| YOUR OBJECTIVE |
Pull each line holding "xlabel" out of the entries below.

Figure contents as structured data
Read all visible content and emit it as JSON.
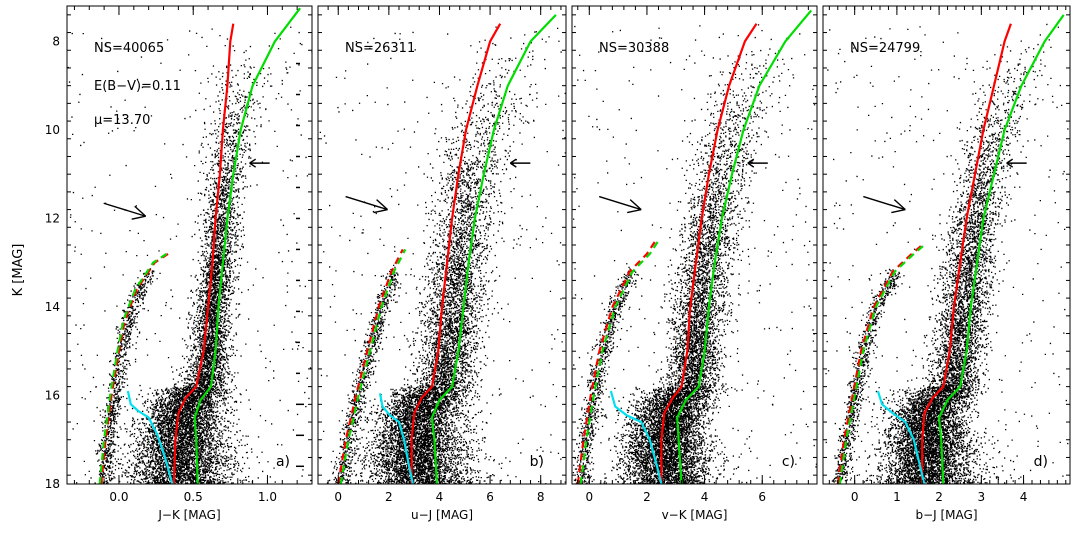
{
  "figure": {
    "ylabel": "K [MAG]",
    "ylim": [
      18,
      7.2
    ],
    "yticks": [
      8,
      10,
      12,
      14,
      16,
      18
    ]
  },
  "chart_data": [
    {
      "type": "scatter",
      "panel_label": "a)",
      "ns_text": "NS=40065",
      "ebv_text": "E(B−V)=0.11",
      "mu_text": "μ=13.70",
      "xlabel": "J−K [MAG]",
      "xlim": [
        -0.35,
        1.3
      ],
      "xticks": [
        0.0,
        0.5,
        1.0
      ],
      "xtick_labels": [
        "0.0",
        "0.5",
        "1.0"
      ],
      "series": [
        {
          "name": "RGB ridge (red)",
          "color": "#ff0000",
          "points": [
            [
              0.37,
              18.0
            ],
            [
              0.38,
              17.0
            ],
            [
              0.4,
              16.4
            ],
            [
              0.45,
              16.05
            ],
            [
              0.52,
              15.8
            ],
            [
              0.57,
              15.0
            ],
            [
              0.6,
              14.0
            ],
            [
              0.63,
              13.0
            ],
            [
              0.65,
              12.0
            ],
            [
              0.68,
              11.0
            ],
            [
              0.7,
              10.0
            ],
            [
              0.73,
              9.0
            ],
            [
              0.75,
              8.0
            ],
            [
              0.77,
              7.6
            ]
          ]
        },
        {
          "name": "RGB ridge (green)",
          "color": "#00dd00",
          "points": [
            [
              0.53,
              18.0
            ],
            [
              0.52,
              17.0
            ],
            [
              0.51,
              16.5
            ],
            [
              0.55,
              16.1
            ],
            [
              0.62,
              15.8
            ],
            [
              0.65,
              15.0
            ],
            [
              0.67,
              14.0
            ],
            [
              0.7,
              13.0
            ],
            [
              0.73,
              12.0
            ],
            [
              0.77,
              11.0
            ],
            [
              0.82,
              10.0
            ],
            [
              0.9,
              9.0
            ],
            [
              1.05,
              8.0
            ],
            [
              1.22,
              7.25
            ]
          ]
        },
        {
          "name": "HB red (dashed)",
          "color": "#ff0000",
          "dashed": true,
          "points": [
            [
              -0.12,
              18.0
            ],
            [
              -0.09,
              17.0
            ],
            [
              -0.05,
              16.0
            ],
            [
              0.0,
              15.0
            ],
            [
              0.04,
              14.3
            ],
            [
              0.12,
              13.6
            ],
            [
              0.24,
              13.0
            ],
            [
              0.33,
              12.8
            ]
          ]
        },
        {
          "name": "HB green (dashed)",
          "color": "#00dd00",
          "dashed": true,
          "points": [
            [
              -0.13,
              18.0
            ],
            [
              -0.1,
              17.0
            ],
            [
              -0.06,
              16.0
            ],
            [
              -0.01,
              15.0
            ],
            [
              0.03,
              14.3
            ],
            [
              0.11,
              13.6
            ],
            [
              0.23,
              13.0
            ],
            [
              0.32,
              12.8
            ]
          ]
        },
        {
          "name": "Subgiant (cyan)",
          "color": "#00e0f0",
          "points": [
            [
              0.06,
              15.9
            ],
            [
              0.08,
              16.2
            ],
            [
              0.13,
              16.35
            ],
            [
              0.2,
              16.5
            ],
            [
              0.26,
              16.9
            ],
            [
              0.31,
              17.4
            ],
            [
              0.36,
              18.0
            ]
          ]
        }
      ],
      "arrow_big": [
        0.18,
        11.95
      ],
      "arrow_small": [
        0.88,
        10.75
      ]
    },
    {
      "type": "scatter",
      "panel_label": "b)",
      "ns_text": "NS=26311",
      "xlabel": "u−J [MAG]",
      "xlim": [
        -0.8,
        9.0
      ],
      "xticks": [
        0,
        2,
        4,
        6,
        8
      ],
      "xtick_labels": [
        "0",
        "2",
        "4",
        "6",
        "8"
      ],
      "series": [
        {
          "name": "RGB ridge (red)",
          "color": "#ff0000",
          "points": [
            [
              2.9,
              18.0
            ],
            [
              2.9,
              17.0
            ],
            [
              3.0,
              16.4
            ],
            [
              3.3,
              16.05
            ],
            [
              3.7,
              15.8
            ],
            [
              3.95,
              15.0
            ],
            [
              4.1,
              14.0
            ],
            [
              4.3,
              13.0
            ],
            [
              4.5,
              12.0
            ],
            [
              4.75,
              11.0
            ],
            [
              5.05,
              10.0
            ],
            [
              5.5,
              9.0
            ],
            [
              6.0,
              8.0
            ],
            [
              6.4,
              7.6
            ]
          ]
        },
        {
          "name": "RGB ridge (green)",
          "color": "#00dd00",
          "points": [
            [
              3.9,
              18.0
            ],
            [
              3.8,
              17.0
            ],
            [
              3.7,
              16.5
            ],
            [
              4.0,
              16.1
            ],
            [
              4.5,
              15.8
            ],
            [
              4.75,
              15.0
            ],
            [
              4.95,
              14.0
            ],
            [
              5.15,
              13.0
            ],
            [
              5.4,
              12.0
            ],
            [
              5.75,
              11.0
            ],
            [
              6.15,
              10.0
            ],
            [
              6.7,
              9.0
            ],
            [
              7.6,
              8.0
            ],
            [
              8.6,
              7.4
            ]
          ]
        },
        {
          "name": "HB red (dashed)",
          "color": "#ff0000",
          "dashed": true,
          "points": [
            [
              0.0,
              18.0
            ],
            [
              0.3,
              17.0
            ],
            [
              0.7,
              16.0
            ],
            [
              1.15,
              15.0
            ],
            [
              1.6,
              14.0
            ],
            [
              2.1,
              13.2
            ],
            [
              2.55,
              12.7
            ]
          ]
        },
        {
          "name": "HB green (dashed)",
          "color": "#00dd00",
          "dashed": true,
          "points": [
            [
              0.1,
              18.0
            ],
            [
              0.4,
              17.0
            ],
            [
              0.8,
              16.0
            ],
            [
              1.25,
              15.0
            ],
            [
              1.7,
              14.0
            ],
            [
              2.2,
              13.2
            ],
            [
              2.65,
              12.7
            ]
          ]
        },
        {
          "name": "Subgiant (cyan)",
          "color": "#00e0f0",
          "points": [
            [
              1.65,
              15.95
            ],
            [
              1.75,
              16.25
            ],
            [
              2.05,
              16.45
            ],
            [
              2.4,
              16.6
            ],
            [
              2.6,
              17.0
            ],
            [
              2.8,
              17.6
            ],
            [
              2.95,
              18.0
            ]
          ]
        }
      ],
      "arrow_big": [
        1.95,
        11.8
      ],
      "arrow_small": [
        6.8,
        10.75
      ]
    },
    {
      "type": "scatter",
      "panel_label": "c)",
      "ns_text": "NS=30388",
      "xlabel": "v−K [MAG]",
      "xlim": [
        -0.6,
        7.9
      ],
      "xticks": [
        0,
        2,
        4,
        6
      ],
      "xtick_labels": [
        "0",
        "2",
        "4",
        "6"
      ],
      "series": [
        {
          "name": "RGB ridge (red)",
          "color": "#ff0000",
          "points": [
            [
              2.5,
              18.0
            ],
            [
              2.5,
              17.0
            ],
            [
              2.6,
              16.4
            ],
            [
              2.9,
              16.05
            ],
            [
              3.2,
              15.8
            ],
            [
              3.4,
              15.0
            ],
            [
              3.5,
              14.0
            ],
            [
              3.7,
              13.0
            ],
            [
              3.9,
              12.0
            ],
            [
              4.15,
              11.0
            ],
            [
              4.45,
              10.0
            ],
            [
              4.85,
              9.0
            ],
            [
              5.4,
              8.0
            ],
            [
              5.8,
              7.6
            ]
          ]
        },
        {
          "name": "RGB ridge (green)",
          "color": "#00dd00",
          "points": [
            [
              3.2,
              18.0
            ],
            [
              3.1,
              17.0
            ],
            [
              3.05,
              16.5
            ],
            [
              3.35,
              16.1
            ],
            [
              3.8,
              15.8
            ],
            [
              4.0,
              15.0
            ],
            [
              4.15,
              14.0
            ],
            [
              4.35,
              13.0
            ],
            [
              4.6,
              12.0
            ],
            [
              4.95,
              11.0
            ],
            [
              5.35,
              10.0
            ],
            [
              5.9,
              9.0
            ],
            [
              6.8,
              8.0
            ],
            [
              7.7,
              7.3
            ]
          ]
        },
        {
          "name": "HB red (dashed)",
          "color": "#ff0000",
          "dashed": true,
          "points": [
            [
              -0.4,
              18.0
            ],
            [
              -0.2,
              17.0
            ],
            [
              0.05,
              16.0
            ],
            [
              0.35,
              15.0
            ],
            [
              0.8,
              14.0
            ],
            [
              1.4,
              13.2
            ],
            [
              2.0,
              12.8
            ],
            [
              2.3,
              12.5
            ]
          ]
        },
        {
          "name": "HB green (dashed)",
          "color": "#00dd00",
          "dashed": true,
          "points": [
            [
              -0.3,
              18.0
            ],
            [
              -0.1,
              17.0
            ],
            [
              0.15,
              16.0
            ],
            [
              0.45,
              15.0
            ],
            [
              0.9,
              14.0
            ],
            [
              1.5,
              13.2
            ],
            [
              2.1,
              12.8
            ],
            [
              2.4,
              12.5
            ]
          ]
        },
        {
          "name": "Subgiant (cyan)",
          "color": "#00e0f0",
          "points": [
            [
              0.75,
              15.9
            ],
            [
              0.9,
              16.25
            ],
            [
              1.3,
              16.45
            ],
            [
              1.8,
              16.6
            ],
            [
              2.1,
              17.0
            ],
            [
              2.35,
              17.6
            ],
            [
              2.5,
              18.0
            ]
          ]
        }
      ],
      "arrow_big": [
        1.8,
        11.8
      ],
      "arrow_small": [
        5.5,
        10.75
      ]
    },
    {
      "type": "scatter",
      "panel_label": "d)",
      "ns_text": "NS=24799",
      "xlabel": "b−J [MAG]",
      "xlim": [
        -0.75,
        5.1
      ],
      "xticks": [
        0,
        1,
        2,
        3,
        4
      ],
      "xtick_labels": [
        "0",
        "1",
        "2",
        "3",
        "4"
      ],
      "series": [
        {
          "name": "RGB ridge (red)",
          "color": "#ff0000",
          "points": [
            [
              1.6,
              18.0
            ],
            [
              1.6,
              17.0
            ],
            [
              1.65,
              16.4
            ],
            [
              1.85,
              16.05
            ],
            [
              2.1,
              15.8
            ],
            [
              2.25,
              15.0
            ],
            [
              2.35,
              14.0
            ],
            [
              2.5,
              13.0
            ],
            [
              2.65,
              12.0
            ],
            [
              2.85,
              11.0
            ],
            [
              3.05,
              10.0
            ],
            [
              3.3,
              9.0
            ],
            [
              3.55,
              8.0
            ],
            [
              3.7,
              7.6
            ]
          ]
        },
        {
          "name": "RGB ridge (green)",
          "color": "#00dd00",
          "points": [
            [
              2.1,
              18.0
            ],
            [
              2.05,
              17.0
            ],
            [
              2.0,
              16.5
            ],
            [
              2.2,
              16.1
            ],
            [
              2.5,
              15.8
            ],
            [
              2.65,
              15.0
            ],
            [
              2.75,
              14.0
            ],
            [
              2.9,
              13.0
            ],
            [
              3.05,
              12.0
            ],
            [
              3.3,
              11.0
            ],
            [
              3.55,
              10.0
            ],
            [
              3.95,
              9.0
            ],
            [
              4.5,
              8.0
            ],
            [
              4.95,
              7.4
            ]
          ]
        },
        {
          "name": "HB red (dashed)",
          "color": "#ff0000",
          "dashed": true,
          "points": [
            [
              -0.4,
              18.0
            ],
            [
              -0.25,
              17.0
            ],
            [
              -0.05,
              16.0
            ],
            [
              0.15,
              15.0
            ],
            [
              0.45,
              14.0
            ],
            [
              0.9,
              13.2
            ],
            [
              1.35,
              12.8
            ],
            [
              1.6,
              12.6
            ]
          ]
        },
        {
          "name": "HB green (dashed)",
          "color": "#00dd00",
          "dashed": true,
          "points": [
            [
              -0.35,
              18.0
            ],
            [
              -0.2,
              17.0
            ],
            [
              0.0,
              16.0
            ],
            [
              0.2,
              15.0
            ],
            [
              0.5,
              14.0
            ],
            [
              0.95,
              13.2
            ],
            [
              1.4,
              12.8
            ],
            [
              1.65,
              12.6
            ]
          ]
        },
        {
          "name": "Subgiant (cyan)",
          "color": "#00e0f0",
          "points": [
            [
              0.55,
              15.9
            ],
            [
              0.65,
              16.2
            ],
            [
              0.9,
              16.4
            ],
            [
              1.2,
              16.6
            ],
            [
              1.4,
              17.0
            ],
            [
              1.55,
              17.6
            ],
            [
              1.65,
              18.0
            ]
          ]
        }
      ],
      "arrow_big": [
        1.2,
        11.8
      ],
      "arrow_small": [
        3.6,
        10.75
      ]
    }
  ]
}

| FINISHED EXERCISE |
      "xlabel": "J−K [MAG]",
      "xlabel": "u−J [MAG]",
      "xlabel": "v−K [MAG]",
      "xlabel": "b−J [MAG]",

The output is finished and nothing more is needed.